* **Directions for this task**
All entries should be output exactly as they stand.

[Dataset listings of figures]
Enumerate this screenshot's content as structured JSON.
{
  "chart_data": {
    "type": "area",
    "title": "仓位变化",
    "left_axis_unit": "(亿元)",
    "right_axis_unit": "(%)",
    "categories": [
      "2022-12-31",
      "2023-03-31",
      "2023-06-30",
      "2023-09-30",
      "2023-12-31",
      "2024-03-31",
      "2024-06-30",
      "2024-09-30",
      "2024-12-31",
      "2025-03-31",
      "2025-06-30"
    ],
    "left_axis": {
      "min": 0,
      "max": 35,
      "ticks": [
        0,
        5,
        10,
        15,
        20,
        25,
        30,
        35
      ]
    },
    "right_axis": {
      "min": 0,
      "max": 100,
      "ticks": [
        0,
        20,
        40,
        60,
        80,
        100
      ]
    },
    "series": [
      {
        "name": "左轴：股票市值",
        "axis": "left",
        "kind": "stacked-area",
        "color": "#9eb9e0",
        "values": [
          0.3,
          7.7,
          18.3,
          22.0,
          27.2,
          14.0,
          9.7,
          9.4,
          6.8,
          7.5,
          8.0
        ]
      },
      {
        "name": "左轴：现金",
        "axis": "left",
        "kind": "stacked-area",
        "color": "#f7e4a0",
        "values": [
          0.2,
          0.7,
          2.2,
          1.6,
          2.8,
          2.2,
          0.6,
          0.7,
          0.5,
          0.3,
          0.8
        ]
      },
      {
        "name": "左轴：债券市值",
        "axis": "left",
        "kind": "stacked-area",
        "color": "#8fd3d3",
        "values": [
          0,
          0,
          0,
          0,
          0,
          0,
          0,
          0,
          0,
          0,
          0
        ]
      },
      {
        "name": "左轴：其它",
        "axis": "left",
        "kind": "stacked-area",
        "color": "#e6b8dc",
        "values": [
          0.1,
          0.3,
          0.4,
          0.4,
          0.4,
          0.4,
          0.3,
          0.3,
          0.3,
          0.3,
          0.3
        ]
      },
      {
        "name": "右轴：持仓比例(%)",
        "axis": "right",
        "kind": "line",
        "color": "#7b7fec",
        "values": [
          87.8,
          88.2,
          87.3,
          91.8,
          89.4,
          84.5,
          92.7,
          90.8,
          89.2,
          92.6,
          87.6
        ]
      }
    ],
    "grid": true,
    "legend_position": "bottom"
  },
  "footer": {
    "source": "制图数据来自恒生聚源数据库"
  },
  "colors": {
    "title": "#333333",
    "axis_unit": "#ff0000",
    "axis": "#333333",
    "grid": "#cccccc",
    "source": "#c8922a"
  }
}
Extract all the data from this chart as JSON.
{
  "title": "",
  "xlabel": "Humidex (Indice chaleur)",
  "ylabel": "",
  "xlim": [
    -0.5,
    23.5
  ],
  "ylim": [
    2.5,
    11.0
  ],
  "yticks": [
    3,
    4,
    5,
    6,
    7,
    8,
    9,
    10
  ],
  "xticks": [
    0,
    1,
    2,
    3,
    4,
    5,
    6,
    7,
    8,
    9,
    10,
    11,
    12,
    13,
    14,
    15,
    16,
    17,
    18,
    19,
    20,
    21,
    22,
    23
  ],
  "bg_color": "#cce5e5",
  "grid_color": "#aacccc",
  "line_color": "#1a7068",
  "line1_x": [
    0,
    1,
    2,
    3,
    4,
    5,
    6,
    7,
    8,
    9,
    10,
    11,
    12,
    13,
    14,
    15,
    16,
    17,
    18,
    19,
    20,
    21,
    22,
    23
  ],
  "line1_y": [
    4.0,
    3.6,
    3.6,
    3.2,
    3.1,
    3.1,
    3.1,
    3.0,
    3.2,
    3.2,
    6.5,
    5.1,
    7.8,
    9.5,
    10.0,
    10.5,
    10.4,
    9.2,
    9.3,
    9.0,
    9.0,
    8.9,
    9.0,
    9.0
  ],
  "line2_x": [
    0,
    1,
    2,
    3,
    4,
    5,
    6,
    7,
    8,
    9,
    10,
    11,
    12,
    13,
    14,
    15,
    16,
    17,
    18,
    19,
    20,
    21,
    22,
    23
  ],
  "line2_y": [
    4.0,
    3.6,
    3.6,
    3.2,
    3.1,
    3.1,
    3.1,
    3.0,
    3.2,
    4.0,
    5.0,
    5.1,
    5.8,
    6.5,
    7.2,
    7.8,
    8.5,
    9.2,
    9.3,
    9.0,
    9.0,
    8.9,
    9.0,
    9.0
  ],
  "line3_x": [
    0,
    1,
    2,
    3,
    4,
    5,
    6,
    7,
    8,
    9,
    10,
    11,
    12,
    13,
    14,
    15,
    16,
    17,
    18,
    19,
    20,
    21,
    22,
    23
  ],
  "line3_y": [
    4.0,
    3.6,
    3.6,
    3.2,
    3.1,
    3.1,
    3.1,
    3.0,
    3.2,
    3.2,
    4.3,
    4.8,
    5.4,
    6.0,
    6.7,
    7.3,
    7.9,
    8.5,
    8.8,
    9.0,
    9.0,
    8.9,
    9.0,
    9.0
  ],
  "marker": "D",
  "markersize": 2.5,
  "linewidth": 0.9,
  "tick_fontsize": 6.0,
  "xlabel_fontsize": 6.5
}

* **Worked solution**
Enumerate this screenshot's content as structured JSON.
{
  "chart_data": {
    "type": "area",
    "title": "仓位变化",
    "left_axis_unit": "(亿元)",
    "right_axis_unit": "(%)",
    "categories": [
      "2022-12-31",
      "2023-03-31",
      "2023-06-30",
      "2023-09-30",
      "2023-12-31",
      "2024-03-31",
      "2024-06-30",
      "2024-09-30",
      "2024-12-31",
      "2025-03-31",
      "2025-06-30"
    ],
    "left_axis": {
      "min": 0,
      "max": 35,
      "ticks": [
        0,
        5,
        10,
        15,
        20,
        25,
        30,
        35
      ]
    },
    "right_axis": {
      "min": 0,
      "max": 100,
      "ticks": [
        0,
        20,
        40,
        60,
        80,
        100
      ]
    },
    "series": [
      {
        "name": "左轴：股票市值",
        "axis": "left",
        "kind": "stacked-area",
        "color": "#9eb9e0",
        "values": [
          0.3,
          7.7,
          18.3,
          22.0,
          27.2,
          14.0,
          9.7,
          9.4,
          6.8,
          7.5,
          8.0
        ]
      },
      {
        "name": "左轴：现金",
        "axis": "left",
        "kind": "stacked-area",
        "color": "#f7e4a0",
        "values": [
          0.2,
          0.7,
          2.2,
          1.6,
          2.8,
          2.2,
          0.6,
          0.7,
          0.5,
          0.3,
          0.8
        ]
      },
      {
        "name": "左轴：债券市值",
        "axis": "left",
        "kind": "stacked-area",
        "color": "#8fd3d3",
        "values": [
          0,
          0,
          0,
          0,
          0,
          0,
          0,
          0,
          0,
          0,
          0
        ]
      },
      {
        "name": "左轴：其它",
        "axis": "left",
        "kind": "stacked-area",
        "color": "#e6b8dc",
        "values": [
          0.1,
          0.3,
          0.4,
          0.4,
          0.4,
          0.4,
          0.3,
          0.3,
          0.3,
          0.3,
          0.3
        ]
      },
      {
        "name": "右轴：持仓比例(%)",
        "axis": "right",
        "kind": "line",
        "color": "#7b7fec",
        "values": [
          87.8,
          88.2,
          87.3,
          91.8,
          89.4,
          84.5,
          92.7,
          90.8,
          89.2,
          92.6,
          87.6
        ]
      }
    ],
    "grid": true,
    "legend_position": "bottom"
  },
  "footer": {
    "source": "制图数据来自恒生聚源数据库"
  },
  "colors": {
    "title": "#333333",
    "axis_unit": "#ff0000",
    "axis": "#333333",
    "grid": "#cccccc",
    "source": "#c8922a"
  }
}
Extract all the data from this chart as JSON.
{
  "title": "",
  "xlabel": "Humidex (Indice chaleur)",
  "ylabel": "",
  "xlim": [
    -0.5,
    23.5
  ],
  "ylim": [
    2.5,
    11.0
  ],
  "yticks": [
    3,
    4,
    5,
    6,
    7,
    8,
    9,
    10
  ],
  "xticks": [
    0,
    1,
    2,
    3,
    4,
    5,
    6,
    7,
    8,
    9,
    10,
    11,
    12,
    13,
    14,
    15,
    16,
    17,
    18,
    19,
    20,
    21,
    22,
    23
  ],
  "bg_color": "#cce5e5",
  "grid_color": "#aacccc",
  "line_color": "#1a7068",
  "line1_x": [
    0,
    1,
    2,
    3,
    4,
    5,
    6,
    7,
    8,
    9,
    10,
    11,
    12,
    13,
    14,
    15,
    16,
    17,
    18,
    19,
    20,
    21,
    22,
    23
  ],
  "line1_y": [
    4.0,
    3.6,
    3.6,
    3.2,
    3.1,
    3.1,
    3.1,
    3.0,
    3.2,
    3.2,
    6.5,
    5.1,
    7.8,
    9.5,
    10.0,
    10.5,
    10.4,
    9.2,
    9.3,
    9.0,
    9.0,
    8.9,
    9.0,
    9.0
  ],
  "line2_x": [
    0,
    1,
    2,
    3,
    4,
    5,
    6,
    7,
    8,
    9,
    10,
    11,
    12,
    13,
    14,
    15,
    16,
    17,
    18,
    19,
    20,
    21,
    22,
    23
  ],
  "line2_y": [
    4.0,
    3.6,
    3.6,
    3.2,
    3.1,
    3.1,
    3.1,
    3.0,
    3.2,
    4.0,
    5.0,
    5.1,
    5.8,
    6.5,
    7.2,
    7.8,
    8.5,
    9.2,
    9.3,
    9.0,
    9.0,
    8.9,
    9.0,
    9.0
  ],
  "line3_x": [
    0,
    1,
    2,
    3,
    4,
    5,
    6,
    7,
    8,
    9,
    10,
    11,
    12,
    13,
    14,
    15,
    16,
    17,
    18,
    19,
    20,
    21,
    22,
    23
  ],
  "line3_y": [
    4.0,
    3.6,
    3.6,
    3.2,
    3.1,
    3.1,
    3.1,
    3.0,
    3.2,
    3.2,
    4.3,
    4.8,
    5.4,
    6.0,
    6.7,
    7.3,
    7.9,
    8.5,
    8.8,
    9.0,
    9.0,
    8.9,
    9.0,
    9.0
  ],
  "marker": "D",
  "markersize": 2.5,
  "linewidth": 0.9,
  "tick_fontsize": 6.0,
  "xlabel_fontsize": 6.5
}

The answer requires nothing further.